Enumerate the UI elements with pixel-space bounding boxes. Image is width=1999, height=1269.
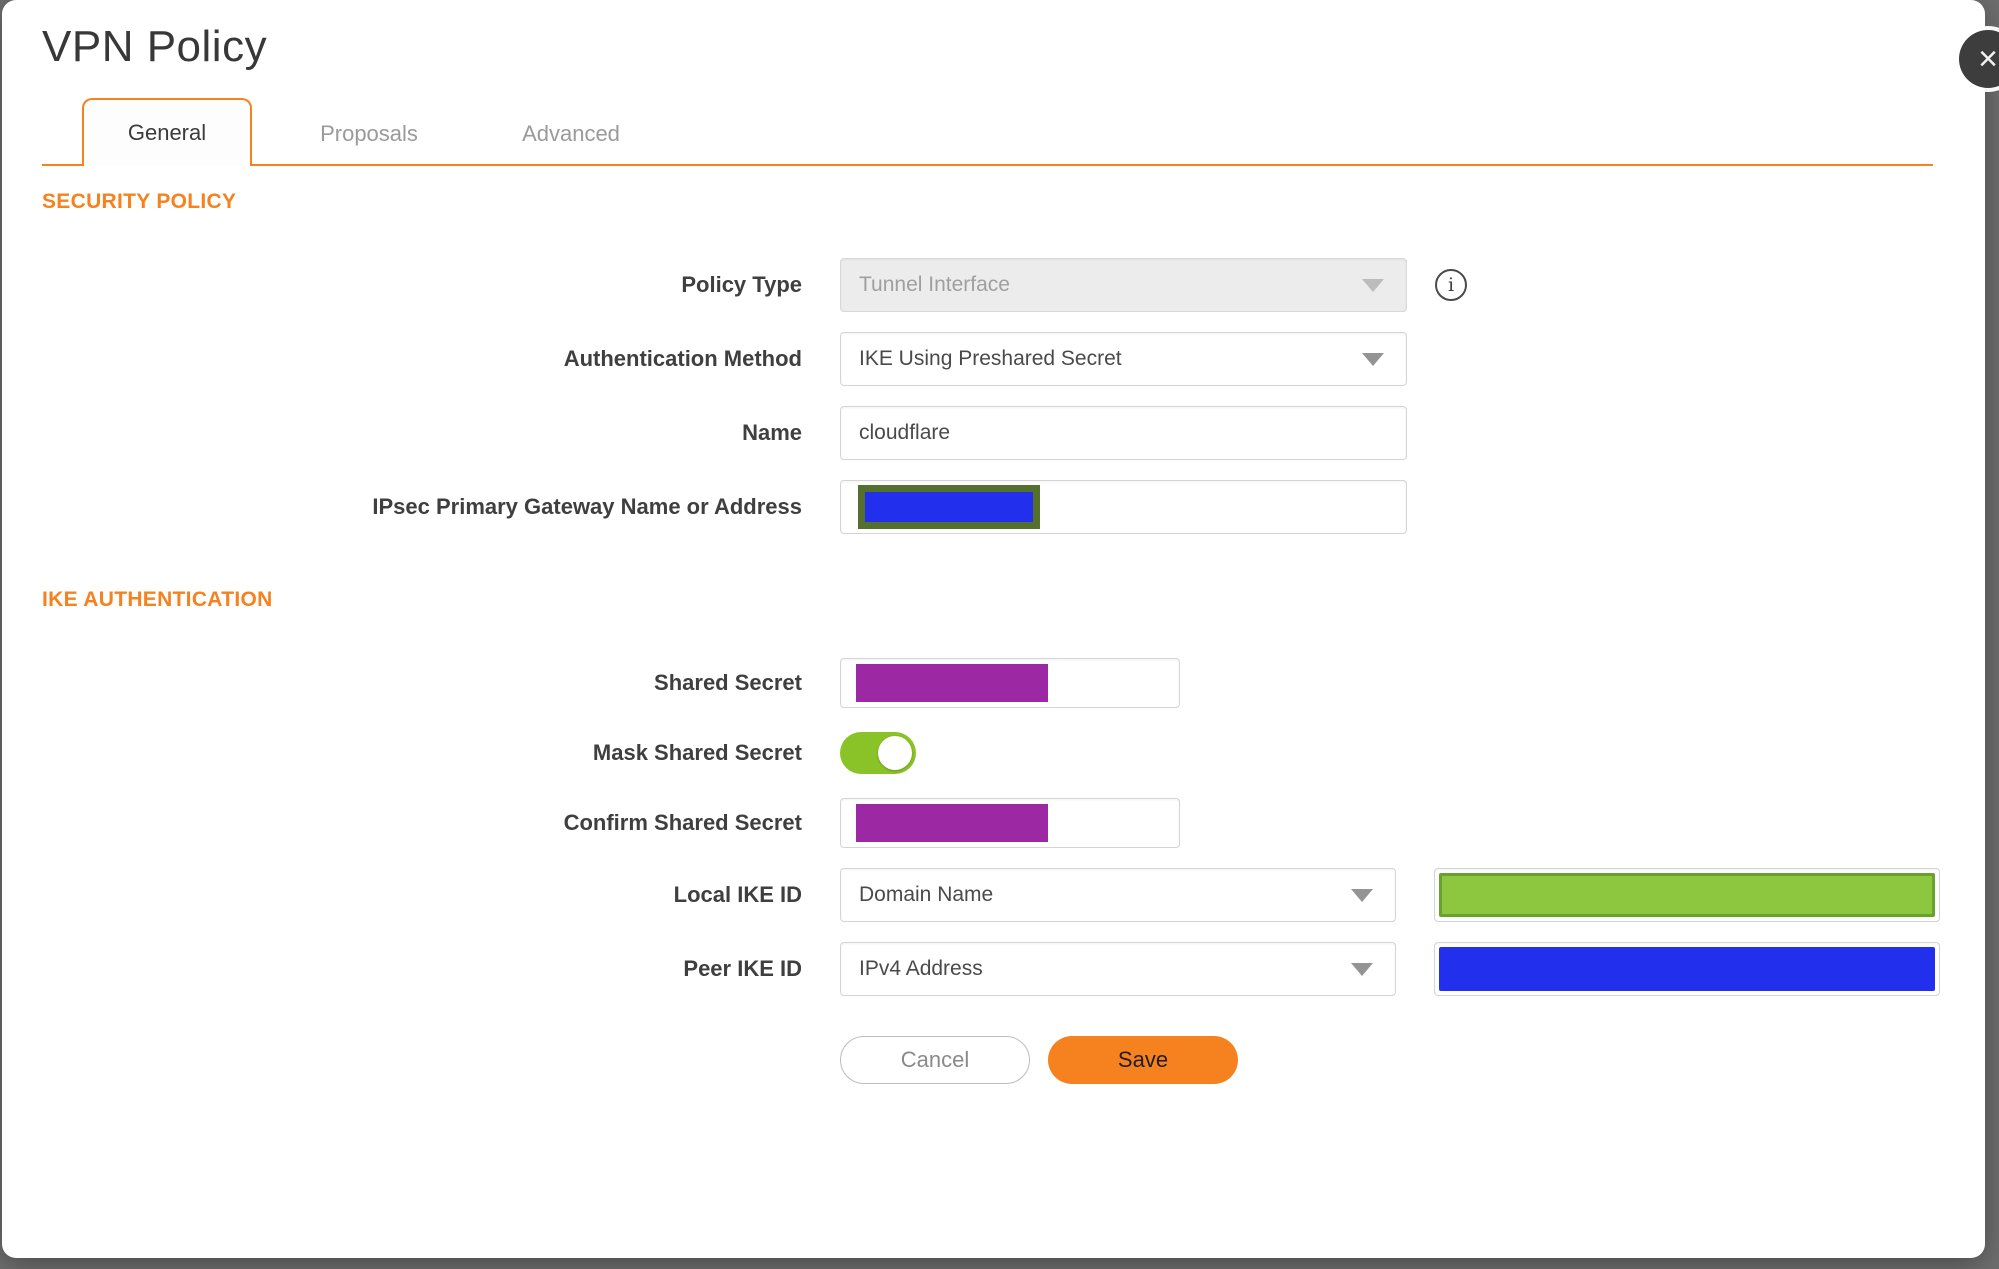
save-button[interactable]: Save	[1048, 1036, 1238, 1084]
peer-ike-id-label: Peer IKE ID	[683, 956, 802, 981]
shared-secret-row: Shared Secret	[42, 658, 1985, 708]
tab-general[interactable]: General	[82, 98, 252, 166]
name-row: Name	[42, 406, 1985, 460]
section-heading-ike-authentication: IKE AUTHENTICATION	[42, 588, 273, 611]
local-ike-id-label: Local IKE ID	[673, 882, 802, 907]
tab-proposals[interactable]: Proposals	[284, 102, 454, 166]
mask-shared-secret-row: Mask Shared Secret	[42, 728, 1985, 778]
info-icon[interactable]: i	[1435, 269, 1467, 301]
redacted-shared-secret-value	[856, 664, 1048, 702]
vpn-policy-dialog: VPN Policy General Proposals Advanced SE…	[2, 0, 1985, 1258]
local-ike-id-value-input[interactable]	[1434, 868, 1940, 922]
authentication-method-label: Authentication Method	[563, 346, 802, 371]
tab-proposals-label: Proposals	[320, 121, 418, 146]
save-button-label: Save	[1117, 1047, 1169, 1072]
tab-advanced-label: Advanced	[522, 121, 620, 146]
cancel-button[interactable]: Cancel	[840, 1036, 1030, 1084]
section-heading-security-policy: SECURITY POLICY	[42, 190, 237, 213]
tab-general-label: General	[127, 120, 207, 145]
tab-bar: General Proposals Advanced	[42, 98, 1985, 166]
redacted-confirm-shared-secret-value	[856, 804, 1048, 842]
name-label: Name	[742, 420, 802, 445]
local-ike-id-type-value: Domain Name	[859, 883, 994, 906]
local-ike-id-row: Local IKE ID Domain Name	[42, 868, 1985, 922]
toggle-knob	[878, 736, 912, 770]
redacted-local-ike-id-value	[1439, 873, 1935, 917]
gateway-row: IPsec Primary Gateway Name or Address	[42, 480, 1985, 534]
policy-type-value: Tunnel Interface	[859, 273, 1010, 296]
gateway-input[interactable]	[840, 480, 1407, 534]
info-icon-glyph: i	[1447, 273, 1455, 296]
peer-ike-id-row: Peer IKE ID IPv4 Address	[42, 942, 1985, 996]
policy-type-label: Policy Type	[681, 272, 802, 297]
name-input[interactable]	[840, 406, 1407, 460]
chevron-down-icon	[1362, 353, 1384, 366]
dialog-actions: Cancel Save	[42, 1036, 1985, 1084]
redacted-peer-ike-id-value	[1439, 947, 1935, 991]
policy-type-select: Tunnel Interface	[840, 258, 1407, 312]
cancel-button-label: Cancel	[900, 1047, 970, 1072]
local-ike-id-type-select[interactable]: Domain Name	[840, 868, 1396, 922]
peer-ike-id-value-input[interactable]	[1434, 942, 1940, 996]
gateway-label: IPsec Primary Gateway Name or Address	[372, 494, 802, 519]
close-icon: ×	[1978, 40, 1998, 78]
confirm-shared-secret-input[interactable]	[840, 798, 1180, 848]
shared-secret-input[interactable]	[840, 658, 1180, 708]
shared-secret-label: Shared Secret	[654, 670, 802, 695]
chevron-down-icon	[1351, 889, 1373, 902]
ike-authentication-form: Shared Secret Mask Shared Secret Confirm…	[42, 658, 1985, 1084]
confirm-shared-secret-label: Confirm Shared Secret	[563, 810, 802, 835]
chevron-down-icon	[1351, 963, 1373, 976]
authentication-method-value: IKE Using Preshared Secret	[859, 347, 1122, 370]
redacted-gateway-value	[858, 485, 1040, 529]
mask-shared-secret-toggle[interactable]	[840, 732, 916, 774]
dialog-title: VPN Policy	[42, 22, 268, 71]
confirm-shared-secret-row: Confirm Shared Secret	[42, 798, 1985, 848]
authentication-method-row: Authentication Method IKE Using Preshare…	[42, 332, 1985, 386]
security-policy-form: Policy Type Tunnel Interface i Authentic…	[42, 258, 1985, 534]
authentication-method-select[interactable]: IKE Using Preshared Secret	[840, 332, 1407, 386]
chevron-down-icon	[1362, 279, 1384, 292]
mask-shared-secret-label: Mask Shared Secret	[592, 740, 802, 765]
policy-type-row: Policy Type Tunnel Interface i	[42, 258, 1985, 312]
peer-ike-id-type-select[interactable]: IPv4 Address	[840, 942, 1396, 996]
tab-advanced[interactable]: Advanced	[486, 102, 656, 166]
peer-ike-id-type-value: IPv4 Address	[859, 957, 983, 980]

____________________

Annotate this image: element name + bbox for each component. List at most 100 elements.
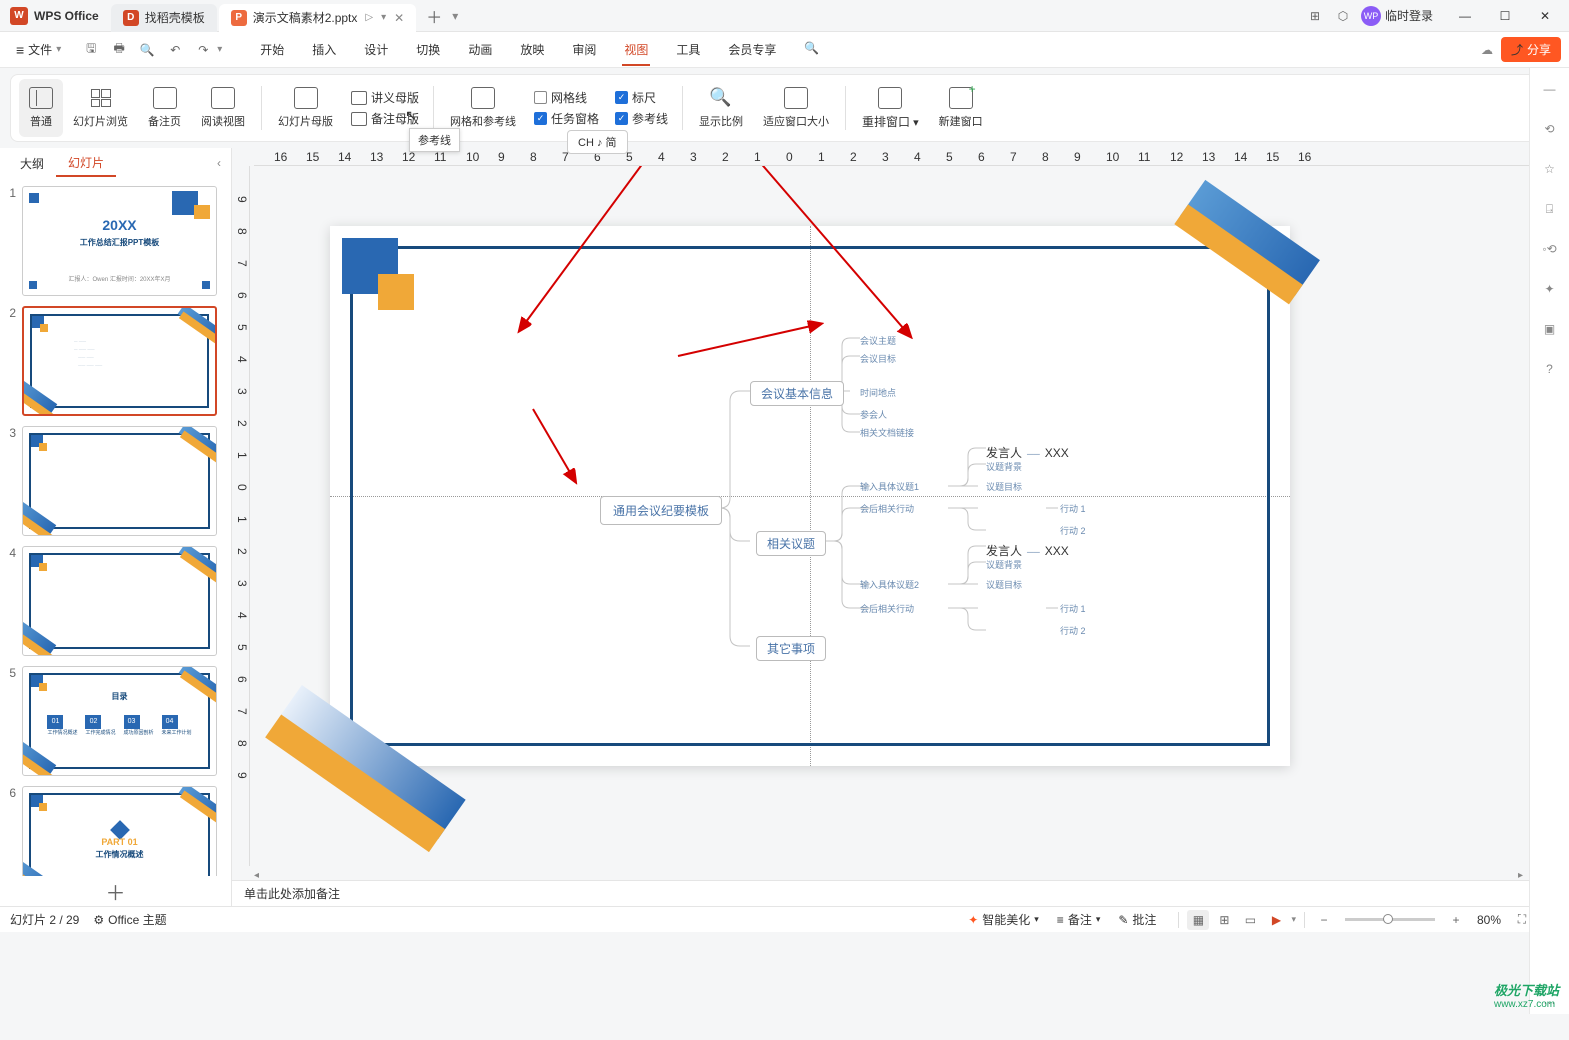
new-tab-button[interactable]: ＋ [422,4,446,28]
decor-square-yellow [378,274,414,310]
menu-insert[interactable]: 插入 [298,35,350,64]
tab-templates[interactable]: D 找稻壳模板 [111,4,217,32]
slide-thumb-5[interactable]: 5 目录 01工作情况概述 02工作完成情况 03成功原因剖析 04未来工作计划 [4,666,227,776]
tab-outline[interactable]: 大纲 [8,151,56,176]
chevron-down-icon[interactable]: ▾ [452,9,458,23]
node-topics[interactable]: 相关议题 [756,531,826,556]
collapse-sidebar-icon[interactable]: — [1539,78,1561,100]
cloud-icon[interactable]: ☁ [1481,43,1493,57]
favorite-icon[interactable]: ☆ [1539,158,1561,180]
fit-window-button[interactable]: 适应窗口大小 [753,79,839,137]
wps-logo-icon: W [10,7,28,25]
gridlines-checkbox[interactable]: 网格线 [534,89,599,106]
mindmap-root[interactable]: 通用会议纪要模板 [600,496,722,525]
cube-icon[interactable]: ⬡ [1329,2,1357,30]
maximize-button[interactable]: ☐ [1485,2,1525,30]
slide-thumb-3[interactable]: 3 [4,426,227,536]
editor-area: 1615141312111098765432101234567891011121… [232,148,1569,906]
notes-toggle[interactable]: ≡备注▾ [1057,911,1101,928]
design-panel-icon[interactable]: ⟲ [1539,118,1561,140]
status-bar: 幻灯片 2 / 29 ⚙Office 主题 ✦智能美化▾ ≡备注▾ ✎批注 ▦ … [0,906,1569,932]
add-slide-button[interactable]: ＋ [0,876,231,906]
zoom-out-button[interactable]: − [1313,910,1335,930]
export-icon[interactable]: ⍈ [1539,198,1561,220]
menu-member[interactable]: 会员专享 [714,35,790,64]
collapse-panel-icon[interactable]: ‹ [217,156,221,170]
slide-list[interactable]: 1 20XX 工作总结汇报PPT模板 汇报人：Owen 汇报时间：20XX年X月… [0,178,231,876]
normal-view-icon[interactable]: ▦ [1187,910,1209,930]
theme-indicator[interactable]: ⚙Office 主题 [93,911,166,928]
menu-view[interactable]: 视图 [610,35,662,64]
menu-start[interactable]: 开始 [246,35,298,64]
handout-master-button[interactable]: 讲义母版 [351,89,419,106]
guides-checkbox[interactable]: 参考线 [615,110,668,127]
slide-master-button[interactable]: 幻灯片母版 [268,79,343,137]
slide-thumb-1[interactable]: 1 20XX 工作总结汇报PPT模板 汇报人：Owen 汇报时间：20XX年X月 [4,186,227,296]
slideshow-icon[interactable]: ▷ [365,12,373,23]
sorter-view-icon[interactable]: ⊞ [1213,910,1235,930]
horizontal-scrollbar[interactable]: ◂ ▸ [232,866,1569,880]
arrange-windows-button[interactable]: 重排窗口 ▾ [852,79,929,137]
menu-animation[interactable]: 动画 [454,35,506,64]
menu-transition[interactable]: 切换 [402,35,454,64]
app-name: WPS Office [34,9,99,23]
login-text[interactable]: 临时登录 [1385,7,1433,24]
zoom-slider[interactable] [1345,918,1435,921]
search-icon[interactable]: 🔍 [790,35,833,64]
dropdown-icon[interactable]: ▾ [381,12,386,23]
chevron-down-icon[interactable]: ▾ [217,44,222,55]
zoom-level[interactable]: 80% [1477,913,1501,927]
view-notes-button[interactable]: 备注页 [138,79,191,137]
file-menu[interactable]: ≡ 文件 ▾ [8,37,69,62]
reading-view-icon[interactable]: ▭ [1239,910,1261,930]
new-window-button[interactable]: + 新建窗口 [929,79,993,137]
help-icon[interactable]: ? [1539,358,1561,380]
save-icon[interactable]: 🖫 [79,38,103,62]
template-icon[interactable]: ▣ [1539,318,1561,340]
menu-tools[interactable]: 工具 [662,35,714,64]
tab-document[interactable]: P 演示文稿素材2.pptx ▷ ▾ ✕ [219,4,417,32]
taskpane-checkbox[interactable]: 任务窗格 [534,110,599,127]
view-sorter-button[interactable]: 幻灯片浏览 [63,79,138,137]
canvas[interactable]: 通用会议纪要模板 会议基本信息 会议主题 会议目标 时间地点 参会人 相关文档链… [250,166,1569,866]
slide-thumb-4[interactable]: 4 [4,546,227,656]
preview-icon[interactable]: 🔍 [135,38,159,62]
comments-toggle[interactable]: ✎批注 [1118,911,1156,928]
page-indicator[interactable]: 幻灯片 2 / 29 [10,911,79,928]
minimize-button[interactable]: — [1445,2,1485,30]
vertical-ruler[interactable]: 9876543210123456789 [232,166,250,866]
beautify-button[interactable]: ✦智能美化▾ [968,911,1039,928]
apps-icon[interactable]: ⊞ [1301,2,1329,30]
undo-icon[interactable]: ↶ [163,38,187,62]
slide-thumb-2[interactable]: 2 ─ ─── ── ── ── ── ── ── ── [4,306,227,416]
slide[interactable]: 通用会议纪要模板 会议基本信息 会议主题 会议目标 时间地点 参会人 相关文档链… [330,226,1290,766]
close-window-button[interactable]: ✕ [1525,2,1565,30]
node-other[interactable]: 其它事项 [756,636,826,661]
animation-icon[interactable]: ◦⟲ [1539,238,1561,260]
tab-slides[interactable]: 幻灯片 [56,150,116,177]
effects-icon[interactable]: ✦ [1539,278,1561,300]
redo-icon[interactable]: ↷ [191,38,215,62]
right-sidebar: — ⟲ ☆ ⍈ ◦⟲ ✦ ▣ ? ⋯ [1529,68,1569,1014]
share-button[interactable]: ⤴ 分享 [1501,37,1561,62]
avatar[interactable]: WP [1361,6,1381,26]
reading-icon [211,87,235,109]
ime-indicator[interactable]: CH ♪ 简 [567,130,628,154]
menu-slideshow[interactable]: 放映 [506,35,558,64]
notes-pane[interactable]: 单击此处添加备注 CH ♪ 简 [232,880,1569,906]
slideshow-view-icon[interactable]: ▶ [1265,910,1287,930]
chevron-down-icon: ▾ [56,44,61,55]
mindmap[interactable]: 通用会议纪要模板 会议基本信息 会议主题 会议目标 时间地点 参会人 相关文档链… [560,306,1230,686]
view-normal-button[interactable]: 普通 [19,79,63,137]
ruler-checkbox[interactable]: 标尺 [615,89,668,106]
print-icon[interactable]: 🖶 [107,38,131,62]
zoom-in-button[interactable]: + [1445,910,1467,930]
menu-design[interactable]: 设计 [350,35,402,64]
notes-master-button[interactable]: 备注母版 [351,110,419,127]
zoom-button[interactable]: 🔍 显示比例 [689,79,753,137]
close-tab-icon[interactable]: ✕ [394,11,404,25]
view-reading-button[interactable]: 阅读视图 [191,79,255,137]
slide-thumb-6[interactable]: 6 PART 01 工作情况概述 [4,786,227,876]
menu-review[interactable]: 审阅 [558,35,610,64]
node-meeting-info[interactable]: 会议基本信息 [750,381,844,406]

____________________

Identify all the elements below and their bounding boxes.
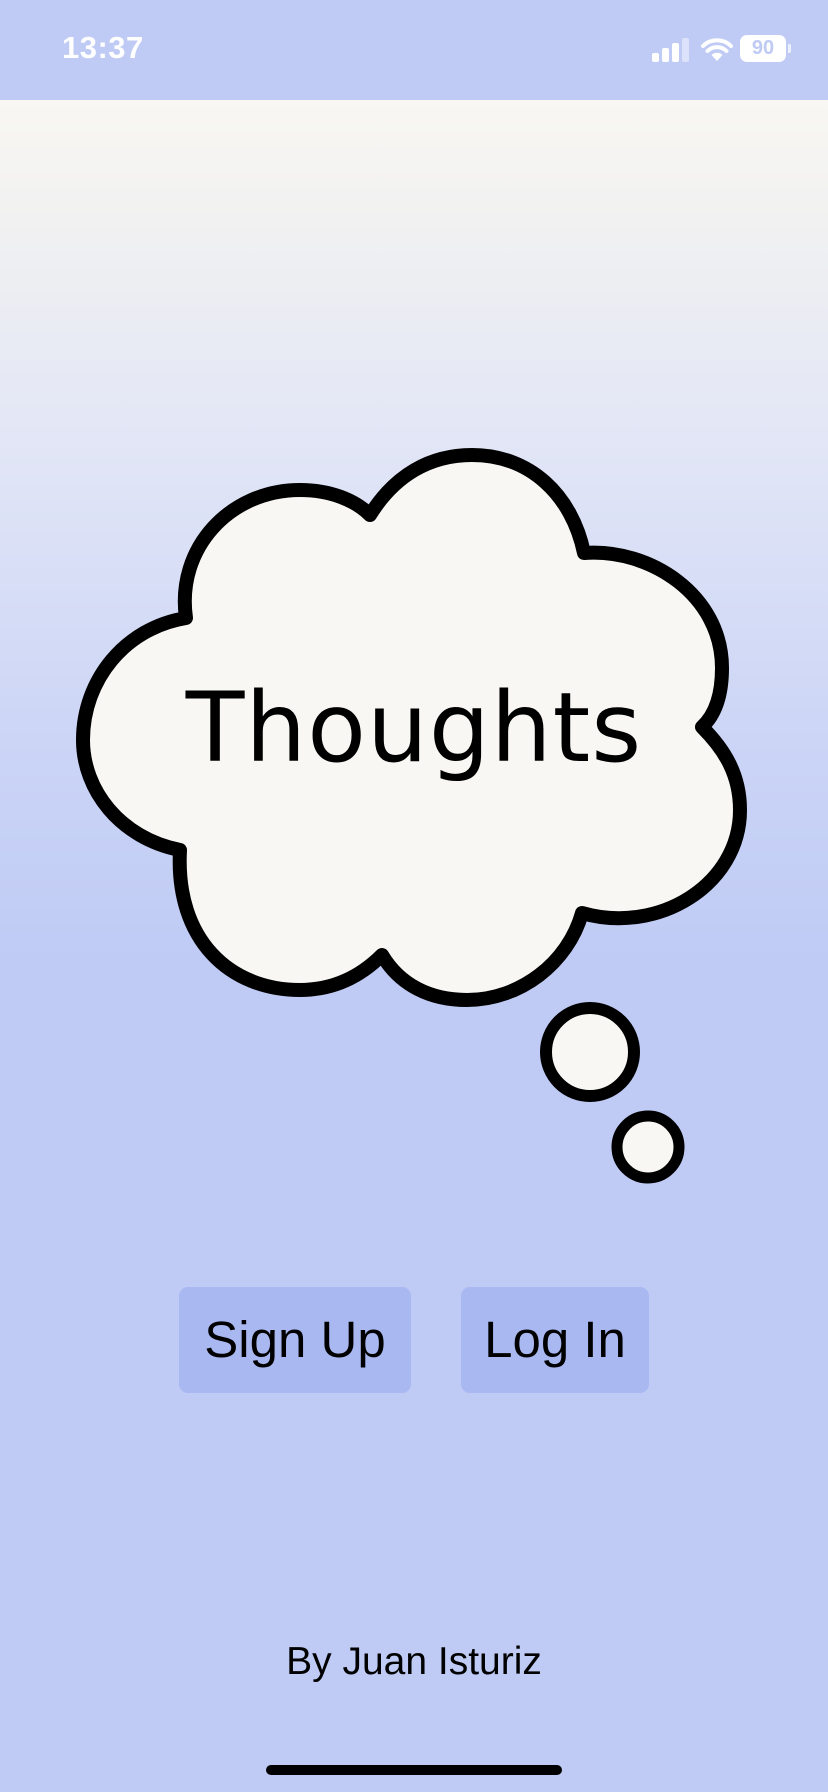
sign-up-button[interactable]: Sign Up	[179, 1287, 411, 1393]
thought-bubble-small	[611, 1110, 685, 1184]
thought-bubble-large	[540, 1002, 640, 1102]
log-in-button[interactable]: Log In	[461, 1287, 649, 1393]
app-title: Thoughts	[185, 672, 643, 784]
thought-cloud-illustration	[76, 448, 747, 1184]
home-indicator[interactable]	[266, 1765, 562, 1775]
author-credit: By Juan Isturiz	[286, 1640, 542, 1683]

____________________

### WRITTEN EXERCISE
Copy the lines from the one containing "1287, 411, 1393]" up to and including the one containing "author-credit: By Juan", substituting "Sign In" for "Log In" and keeping everything else the same.

### FULL RESPONSE
sign-up-button[interactable]: Sign Up	[179, 1287, 411, 1393]
thought-bubble-small	[611, 1110, 685, 1184]
thought-bubble-large	[540, 1002, 640, 1102]
log-in-button[interactable]: Sign In	[461, 1287, 649, 1393]
app-title: Thoughts	[185, 672, 643, 784]
thought-cloud-illustration	[76, 448, 747, 1184]
home-indicator[interactable]	[266, 1765, 562, 1775]
author-credit: By Juan Isturiz	[286, 1640, 542, 1683]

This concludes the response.